Single out the lines of the material that contain "name" and copy them.

#### Rows from a figure dataset:
○ ○ ○ ○ ○ ○ ○
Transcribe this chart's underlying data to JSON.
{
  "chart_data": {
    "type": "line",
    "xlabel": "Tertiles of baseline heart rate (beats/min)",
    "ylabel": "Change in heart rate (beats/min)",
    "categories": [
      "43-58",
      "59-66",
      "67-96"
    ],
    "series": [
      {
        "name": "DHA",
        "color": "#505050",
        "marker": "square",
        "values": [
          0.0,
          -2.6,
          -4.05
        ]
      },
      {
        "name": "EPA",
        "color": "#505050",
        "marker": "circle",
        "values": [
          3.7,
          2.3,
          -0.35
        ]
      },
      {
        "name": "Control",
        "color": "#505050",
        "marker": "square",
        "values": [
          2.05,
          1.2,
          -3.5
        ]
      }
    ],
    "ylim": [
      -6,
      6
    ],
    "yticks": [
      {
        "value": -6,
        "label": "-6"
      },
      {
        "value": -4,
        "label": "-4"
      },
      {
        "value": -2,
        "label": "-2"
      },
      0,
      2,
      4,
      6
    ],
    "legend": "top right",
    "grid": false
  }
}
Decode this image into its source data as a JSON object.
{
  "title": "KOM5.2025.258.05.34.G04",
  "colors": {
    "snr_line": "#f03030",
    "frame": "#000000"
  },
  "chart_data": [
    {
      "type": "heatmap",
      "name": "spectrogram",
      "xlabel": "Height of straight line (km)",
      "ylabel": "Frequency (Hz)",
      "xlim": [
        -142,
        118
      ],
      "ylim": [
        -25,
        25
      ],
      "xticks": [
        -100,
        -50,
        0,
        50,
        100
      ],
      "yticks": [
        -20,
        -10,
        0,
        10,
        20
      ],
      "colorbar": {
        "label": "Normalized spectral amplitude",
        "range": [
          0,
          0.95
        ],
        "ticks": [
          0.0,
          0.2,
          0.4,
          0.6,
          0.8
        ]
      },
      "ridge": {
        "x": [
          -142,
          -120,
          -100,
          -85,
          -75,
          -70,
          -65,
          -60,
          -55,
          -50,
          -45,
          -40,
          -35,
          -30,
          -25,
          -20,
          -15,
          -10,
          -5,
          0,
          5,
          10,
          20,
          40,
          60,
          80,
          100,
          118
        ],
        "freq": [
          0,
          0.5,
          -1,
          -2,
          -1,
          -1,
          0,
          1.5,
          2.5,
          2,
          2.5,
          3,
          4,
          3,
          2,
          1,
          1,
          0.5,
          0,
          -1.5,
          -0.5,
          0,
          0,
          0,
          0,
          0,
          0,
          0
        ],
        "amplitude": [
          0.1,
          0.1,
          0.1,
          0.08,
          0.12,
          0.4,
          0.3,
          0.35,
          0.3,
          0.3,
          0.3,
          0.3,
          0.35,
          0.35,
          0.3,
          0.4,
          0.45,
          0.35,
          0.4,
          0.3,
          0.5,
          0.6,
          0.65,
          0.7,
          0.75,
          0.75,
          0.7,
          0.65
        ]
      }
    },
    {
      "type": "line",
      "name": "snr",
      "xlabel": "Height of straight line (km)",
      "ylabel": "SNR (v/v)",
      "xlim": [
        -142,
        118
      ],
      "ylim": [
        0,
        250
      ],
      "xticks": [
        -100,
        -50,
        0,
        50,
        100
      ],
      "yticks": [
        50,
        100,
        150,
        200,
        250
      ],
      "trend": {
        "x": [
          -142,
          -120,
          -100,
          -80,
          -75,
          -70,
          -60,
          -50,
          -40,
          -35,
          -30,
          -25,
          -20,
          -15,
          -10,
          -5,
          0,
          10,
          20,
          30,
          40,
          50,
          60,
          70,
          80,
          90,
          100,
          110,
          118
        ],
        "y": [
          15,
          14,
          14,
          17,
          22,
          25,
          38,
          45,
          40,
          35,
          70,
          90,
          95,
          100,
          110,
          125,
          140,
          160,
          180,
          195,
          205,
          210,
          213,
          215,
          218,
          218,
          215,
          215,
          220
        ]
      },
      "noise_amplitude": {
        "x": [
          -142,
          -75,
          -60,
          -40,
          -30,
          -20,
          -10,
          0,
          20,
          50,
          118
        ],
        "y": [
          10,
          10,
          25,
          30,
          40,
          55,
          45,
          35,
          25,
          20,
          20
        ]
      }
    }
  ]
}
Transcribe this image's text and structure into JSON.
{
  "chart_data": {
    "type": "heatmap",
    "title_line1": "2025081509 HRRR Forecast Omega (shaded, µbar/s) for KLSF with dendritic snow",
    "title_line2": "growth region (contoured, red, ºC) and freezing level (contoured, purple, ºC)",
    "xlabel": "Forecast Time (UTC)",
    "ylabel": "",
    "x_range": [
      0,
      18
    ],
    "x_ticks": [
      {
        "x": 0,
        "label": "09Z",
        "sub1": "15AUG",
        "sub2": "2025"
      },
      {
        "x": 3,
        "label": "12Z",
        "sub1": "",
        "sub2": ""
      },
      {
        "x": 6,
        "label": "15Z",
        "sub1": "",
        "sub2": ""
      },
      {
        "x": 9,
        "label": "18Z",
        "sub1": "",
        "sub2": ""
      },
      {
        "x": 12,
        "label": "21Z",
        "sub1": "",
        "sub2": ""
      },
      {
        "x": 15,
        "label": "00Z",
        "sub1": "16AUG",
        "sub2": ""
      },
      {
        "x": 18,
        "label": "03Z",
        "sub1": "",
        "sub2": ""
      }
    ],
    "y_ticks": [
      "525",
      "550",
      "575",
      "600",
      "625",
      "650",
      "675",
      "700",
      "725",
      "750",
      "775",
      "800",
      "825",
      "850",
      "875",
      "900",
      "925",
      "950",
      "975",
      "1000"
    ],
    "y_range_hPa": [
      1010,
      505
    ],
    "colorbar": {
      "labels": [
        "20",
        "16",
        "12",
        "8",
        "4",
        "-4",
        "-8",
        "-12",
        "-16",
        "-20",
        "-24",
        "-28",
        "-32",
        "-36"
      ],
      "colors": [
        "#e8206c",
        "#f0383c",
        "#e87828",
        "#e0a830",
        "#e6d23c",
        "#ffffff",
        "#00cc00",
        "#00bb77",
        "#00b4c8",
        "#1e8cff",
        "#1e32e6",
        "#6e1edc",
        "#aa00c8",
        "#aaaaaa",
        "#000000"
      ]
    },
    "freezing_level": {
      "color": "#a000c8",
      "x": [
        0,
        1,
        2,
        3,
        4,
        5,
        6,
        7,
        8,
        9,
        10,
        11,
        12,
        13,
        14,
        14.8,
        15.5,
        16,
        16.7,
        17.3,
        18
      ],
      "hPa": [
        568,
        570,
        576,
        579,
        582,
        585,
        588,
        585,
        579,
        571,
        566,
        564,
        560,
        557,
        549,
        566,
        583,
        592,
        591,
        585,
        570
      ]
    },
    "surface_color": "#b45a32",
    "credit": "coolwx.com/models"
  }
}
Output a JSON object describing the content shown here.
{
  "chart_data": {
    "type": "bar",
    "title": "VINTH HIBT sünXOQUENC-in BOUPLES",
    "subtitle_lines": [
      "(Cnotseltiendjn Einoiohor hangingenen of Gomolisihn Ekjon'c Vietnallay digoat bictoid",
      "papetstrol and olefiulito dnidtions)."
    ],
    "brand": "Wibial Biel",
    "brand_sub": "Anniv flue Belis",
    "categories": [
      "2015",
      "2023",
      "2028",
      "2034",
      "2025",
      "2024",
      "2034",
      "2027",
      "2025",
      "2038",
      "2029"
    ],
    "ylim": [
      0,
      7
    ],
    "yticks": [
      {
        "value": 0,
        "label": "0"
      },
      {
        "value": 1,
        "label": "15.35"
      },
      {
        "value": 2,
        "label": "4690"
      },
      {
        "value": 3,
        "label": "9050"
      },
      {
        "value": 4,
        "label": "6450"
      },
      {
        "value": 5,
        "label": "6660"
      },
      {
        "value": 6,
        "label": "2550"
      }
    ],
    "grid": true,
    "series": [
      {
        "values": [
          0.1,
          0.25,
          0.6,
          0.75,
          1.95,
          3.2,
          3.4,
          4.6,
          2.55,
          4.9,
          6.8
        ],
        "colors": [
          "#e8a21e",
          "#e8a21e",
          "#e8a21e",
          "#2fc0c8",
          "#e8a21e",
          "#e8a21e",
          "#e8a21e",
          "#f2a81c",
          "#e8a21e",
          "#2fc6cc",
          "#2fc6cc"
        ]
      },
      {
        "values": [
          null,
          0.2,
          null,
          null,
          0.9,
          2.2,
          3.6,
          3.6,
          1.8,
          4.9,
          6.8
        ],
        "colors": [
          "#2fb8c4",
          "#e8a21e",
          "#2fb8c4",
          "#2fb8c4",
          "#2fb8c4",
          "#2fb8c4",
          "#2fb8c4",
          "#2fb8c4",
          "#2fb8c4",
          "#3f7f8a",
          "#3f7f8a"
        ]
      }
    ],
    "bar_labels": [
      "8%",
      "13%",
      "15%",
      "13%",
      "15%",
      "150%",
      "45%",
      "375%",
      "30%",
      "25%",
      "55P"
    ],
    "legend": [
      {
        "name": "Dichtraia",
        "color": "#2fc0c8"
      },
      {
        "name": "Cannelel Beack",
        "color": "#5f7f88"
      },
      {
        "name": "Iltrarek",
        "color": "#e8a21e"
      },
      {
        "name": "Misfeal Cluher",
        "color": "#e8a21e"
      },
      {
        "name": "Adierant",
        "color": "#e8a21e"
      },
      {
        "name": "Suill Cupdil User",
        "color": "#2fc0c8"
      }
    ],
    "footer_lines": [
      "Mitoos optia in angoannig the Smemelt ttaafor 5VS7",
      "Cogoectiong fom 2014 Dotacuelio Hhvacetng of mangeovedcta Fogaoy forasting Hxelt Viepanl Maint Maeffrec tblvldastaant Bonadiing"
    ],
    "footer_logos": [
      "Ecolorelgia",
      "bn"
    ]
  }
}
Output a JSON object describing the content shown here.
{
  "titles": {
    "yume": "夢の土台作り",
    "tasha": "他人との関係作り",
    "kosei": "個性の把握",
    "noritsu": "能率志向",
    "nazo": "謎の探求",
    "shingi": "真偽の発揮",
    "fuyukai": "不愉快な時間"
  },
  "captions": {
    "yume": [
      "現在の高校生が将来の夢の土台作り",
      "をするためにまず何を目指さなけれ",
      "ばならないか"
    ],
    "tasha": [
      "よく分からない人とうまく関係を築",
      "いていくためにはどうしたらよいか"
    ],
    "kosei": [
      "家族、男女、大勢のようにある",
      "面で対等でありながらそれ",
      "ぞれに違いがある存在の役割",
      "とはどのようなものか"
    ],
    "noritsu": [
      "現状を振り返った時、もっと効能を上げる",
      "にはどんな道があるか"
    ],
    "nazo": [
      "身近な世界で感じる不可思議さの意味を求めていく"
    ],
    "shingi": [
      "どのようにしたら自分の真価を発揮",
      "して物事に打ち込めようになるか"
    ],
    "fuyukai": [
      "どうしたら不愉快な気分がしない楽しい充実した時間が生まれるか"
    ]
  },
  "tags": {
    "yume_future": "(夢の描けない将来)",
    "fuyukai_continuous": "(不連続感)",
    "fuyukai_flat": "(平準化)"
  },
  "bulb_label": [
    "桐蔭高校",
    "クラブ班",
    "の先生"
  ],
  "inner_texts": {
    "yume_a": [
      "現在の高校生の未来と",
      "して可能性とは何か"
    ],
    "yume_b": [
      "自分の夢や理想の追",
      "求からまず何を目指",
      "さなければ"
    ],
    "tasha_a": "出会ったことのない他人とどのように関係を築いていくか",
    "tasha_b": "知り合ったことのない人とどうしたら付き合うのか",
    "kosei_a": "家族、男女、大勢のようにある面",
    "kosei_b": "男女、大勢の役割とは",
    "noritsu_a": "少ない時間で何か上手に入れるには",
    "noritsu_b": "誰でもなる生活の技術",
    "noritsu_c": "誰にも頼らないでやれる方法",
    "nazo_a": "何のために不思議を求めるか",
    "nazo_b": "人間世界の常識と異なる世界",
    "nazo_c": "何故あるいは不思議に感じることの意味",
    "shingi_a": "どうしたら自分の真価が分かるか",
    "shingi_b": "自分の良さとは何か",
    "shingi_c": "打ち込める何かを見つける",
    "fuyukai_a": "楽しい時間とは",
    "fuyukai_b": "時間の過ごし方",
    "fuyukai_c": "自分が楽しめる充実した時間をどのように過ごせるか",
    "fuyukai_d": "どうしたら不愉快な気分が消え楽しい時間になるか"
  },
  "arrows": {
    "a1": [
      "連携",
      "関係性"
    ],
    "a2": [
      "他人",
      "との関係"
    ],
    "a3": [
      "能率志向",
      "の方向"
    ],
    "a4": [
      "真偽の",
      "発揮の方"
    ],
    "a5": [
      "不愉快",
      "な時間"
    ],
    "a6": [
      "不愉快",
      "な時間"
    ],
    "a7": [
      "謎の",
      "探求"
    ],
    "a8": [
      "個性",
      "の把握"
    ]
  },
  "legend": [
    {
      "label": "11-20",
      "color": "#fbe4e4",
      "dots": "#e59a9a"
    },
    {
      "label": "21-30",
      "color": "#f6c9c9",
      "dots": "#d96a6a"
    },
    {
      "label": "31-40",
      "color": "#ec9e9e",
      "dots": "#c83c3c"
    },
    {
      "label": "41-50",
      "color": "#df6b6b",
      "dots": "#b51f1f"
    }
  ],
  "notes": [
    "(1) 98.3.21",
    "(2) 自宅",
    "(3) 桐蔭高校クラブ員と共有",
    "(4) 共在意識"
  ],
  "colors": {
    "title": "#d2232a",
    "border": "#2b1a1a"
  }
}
○ ○ ○ ○ ○ ○ ○
#### Problem solution:
        "name": "DHA",
        "name": "EPA",
        "name": "Control",
      "name": "spectrogram",
      "name": "snr",
        "name": "Dichtraia",
        "name": "Cannelel Beack",
        "name": "Iltrarek",
        "name": "Misfeal Cluher",
        "name": "Adierant",
        "name": "Suill Cupdil User",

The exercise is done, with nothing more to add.